* Stated exercise
Copy every record below, exactly as written.

* Dataset content
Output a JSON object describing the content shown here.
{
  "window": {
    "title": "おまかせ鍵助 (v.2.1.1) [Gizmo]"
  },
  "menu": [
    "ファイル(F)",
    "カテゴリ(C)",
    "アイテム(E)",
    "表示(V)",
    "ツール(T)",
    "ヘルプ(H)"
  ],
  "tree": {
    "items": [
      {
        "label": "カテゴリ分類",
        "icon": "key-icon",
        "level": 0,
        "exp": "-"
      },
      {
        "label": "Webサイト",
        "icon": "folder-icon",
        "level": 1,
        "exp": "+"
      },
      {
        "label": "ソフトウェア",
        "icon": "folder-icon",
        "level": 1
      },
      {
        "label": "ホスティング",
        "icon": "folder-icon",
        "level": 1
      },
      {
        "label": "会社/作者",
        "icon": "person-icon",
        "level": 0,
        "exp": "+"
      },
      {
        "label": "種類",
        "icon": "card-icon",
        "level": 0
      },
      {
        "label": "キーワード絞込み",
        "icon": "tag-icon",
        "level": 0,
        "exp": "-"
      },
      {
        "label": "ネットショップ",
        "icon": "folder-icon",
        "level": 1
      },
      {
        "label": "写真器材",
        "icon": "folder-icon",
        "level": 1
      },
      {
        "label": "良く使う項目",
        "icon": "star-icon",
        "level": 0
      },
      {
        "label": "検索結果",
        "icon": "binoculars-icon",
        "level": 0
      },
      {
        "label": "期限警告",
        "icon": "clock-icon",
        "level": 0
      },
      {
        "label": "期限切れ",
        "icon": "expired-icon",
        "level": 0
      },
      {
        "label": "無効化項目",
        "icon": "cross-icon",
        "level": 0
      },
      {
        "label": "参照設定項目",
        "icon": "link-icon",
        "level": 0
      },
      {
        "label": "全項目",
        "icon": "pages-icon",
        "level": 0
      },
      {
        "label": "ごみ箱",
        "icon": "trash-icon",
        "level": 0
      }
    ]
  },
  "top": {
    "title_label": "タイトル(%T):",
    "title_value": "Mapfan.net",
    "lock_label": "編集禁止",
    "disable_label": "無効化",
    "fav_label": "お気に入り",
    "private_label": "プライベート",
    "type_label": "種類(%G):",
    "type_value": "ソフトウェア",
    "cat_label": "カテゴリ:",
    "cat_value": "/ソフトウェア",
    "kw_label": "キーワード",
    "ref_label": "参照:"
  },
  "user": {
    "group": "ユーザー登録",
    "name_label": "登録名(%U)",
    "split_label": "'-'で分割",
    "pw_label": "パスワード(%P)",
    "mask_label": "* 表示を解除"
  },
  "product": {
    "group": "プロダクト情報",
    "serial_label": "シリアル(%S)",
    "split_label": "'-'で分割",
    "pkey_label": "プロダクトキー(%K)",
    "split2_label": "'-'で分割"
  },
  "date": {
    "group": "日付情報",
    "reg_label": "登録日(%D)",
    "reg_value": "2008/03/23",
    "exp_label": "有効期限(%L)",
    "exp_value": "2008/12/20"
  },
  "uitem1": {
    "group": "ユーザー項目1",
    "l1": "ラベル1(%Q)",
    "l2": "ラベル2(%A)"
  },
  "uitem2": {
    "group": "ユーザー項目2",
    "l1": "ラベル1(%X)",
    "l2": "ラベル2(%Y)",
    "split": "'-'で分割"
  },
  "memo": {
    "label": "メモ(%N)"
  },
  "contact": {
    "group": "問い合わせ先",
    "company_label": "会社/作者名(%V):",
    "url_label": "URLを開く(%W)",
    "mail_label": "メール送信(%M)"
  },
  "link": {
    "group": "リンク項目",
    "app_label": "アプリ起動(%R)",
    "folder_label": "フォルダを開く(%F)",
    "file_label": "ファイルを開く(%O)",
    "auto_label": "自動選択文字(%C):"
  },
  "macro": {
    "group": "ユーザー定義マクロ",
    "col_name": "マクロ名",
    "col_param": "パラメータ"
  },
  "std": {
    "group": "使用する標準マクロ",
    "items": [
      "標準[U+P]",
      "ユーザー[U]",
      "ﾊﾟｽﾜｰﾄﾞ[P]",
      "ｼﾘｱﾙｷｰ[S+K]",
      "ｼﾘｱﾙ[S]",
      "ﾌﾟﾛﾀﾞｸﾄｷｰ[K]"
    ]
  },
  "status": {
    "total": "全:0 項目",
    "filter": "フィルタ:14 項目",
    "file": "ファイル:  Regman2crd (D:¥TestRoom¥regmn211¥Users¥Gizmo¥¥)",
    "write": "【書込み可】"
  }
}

* Output for this exercise
Output a JSON object describing the content shown here.
{
  "window": {
    "title": "おまかせ鍵助 (v.2.1.1) [Gizmo]"
  },
  "menu": [
    "ファイル(F)",
    "カテゴリ(C)",
    "アイテム(E)",
    "表示(V)",
    "ツール(T)",
    "ヘルプ(H)"
  ],
  "tree": {
    "items": [
      {
        "label": "カテゴリ分類",
        "icon": "key-icon",
        "level": 0,
        "exp": "-"
      },
      {
        "label": "Webサイト",
        "icon": "folder-icon",
        "level": 1,
        "exp": "+"
      },
      {
        "label": "ソフトウェア",
        "icon": "folder-icon",
        "level": 1
      },
      {
        "label": "ホスティング",
        "icon": "folder-icon",
        "level": 1
      },
      {
        "label": "会社/作者",
        "icon": "person-icon",
        "level": 0,
        "exp": "+"
      },
      {
        "label": "種類",
        "icon": "card-icon",
        "level": 0
      },
      {
        "label": "キーワード絞込み",
        "icon": "tag-icon",
        "level": 0,
        "exp": "-"
      },
      {
        "label": "ネットショップ",
        "icon": "folder-icon",
        "level": 1
      },
      {
        "label": "写真器材",
        "icon": "folder-icon",
        "level": 1
      },
      {
        "label": "良く使う項目",
        "icon": "star-icon",
        "level": 0
      },
      {
        "label": "検索結果",
        "icon": "binoculars-icon",
        "level": 0
      },
      {
        "label": "期限警告",
        "icon": "clock-icon",
        "level": 0
      },
      {
        "label": "期限切れ",
        "icon": "expired-icon",
        "level": 0
      },
      {
        "label": "無効化項目",
        "icon": "cross-icon",
        "level": 0
      },
      {
        "label": "参照設定項目",
        "icon": "link-icon",
        "level": 0
      },
      {
        "label": "全項目",
        "icon": "pages-icon",
        "level": 0
      },
      {
        "label": "ごみ箱",
        "icon": "trash-icon",
        "level": 0
      }
    ]
  },
  "top": {
    "title_label": "タイトル(%T):",
    "title_value": "Mapfan.net",
    "lock_label": "編集禁止",
    "disable_label": "無効化",
    "fav_label": "お気に入り",
    "private_label": "プライベート",
    "type_label": "種類(%G):",
    "type_value": "ソフトウェア",
    "cat_label": "カテゴリ:",
    "cat_value": "/ソフトウェア",
    "kw_label": "キーワード",
    "ref_label": "参照:"
  },
  "user": {
    "group": "ユーザー登録",
    "name_label": "登録名(%U)",
    "split_label": "'-'で分割",
    "pw_label": "パスワード(%P)",
    "mask_label": "* 表示を解除"
  },
  "product": {
    "group": "プロダクト情報",
    "serial_label": "シリアル(%S)",
    "split_label": "'-'で分割",
    "pkey_label": "プロダクトキー(%K)",
    "split2_label": "'-'で分割"
  },
  "date": {
    "group": "日付情報",
    "reg_label": "登録日(%D)",
    "reg_value": "2008/03/23",
    "exp_label": "有効期限(%L)",
    "exp_value": "2008/12/20"
  },
  "uitem1": {
    "group": "ユーザー項目1",
    "l1": "ラベル1(%Q)",
    "l2": "ラベル2(%A)"
  },
  "uitem2": {
    "group": "ユーザー項目2",
    "l1": "ラベル1(%X)",
    "l2": "ラベル2(%Y)",
    "split": "'-'で分割"
  },
  "memo": {
    "label": "メモ(%N)"
  },
  "contact": {
    "group": "問い合わせ先",
    "company_label": "会社/作者名(%V):",
    "url_label": "URLを開く(%W)",
    "mail_label": "メール送信(%M)"
  },
  "link": {
    "group": "リンク項目",
    "app_label": "アプリ起動(%R)",
    "folder_label": "フォルダを開く(%F)",
    "file_label": "ファイルを開く(%O)",
    "auto_label": "自動選択文字(%C):"
  },
  "macro": {
    "group": "ユーザー定義マクロ",
    "col_name": "マクロ名",
    "col_param": "パラメータ"
  },
  "std": {
    "group": "使用する標準マクロ",
    "items": [
      "標準[U+P]",
      "ユーザー[U]",
      "ﾊﾟｽﾜｰﾄﾞ[P]",
      "ｼﾘｱﾙｷｰ[S+K]",
      "ｼﾘｱﾙ[S]",
      "ﾌﾟﾛﾀﾞｸﾄｷｰ[K]"
    ]
  },
  "status": {
    "total": "全:0 項目",
    "filter": "フィルタ:14 項目",
    "file": "ファイル:  Regman2crd (D:¥TestRoom¥regmn211¥Users¥Gizmo¥¥)",
    "write": "【書込み可】"
  }
}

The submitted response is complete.